--- Start of Supplied data ---

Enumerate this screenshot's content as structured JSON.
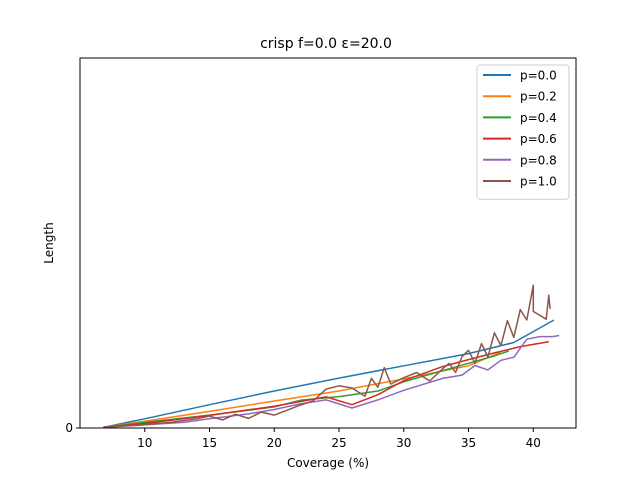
{
  "chart_data": {
    "type": "line",
    "title": "crisp f=0.0 ε=20.0",
    "xlabel": "Coverage (%)",
    "ylabel": "Length",
    "xlim": [
      5.0,
      43.3
    ],
    "ylim": [
      0,
      100
    ],
    "xticks": [
      10,
      15,
      20,
      25,
      30,
      35,
      40
    ],
    "yticks": [
      0
    ],
    "legend_position": "top-right",
    "series": [
      {
        "name": "p=0.0",
        "color": "#1f77b4",
        "points": [
          [
            6.8,
            0.2
          ],
          [
            10,
            2.5
          ],
          [
            15,
            6.3
          ],
          [
            20,
            10.0
          ],
          [
            25,
            13.5
          ],
          [
            30,
            16.8
          ],
          [
            35,
            20.1
          ],
          [
            38.5,
            23.1
          ],
          [
            41.6,
            29.2
          ]
        ]
      },
      {
        "name": "p=0.2",
        "color": "#ff7f0e",
        "points": [
          [
            6.8,
            0.2
          ],
          [
            10,
            1.8
          ],
          [
            15,
            4.5
          ],
          [
            20,
            7.3
          ],
          [
            25,
            10.0
          ],
          [
            30,
            13.3
          ],
          [
            35,
            16.8
          ],
          [
            37.5,
            20.5
          ]
        ]
      },
      {
        "name": "p=0.4",
        "color": "#2ca02c",
        "points": [
          [
            6.8,
            0.2
          ],
          [
            10,
            1.5
          ],
          [
            15,
            3.5
          ],
          [
            20,
            5.7
          ],
          [
            22,
            7.5
          ],
          [
            25,
            8.5
          ],
          [
            28,
            10.0
          ],
          [
            30,
            12.5
          ],
          [
            33,
            15.5
          ],
          [
            35,
            17.5
          ],
          [
            37,
            19.5
          ],
          [
            38.1,
            20.8
          ]
        ]
      },
      {
        "name": "p=0.6",
        "color": "#d62728",
        "points": [
          [
            6.8,
            0.2
          ],
          [
            10,
            1.2
          ],
          [
            15,
            3.4
          ],
          [
            20,
            5.9
          ],
          [
            24,
            8.4
          ],
          [
            26,
            6.3
          ],
          [
            28,
            9.0
          ],
          [
            30,
            12.8
          ],
          [
            33,
            16.6
          ],
          [
            35,
            18.5
          ],
          [
            37,
            20.3
          ],
          [
            39,
            22.0
          ],
          [
            41.2,
            23.3
          ]
        ]
      },
      {
        "name": "p=0.8",
        "color": "#9467bd",
        "points": [
          [
            6.8,
            0.2
          ],
          [
            10,
            0.9
          ],
          [
            13,
            1.5
          ],
          [
            15,
            2.5
          ],
          [
            18,
            3.8
          ],
          [
            20,
            5.0
          ],
          [
            22,
            6.5
          ],
          [
            24,
            7.6
          ],
          [
            26,
            5.4
          ],
          [
            28,
            7.6
          ],
          [
            30,
            10.2
          ],
          [
            33,
            13.4
          ],
          [
            34.5,
            14.3
          ],
          [
            35.5,
            16.9
          ],
          [
            36.5,
            15.7
          ],
          [
            37.5,
            18.3
          ],
          [
            38.5,
            19.1
          ],
          [
            39.5,
            24.0
          ],
          [
            40.5,
            24.7
          ],
          [
            41.5,
            24.7
          ],
          [
            42,
            25.0
          ]
        ]
      },
      {
        "name": "p=1.0",
        "color": "#8c564b",
        "points": [
          [
            6.8,
            0.2
          ],
          [
            10,
            0.9
          ],
          [
            12,
            1.5
          ],
          [
            14,
            2.5
          ],
          [
            15,
            3.2
          ],
          [
            16,
            2.2
          ],
          [
            17,
            3.7
          ],
          [
            18,
            2.6
          ],
          [
            19,
            4.3
          ],
          [
            20,
            3.5
          ],
          [
            21,
            4.8
          ],
          [
            22,
            6.2
          ],
          [
            23,
            7.3
          ],
          [
            24,
            10.5
          ],
          [
            25,
            11.4
          ],
          [
            26,
            10.8
          ],
          [
            27,
            8.6
          ],
          [
            27.5,
            13.4
          ],
          [
            28,
            11.0
          ],
          [
            28.5,
            16.3
          ],
          [
            29,
            11.9
          ],
          [
            30,
            13.6
          ],
          [
            31,
            15.0
          ],
          [
            32,
            12.7
          ],
          [
            33,
            16.0
          ],
          [
            33.5,
            17.5
          ],
          [
            34,
            15.0
          ],
          [
            34.5,
            19.3
          ],
          [
            35,
            21.0
          ],
          [
            35.5,
            17.5
          ],
          [
            36,
            22.8
          ],
          [
            36.5,
            19.2
          ],
          [
            37,
            25.7
          ],
          [
            37.5,
            22.3
          ],
          [
            38,
            29.0
          ],
          [
            38.5,
            24.5
          ],
          [
            39,
            32.0
          ],
          [
            39.5,
            29.2
          ],
          [
            40,
            38.6
          ],
          [
            40,
            31.5
          ],
          [
            41,
            29.4
          ],
          [
            41.2,
            35.9
          ],
          [
            41.3,
            32.2
          ]
        ]
      }
    ]
  }
}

--- End of Supplied data ---

* **Written problem**: Whenever "color" turns up in a line, pick that line out.

* **Task answer**:
        "color": "#1f77b4",
        "color": "#ff7f0e",
        "color": "#2ca02c",
        "color": "#d62728",
        "color": "#9467bd",
        "color": "#8c564b",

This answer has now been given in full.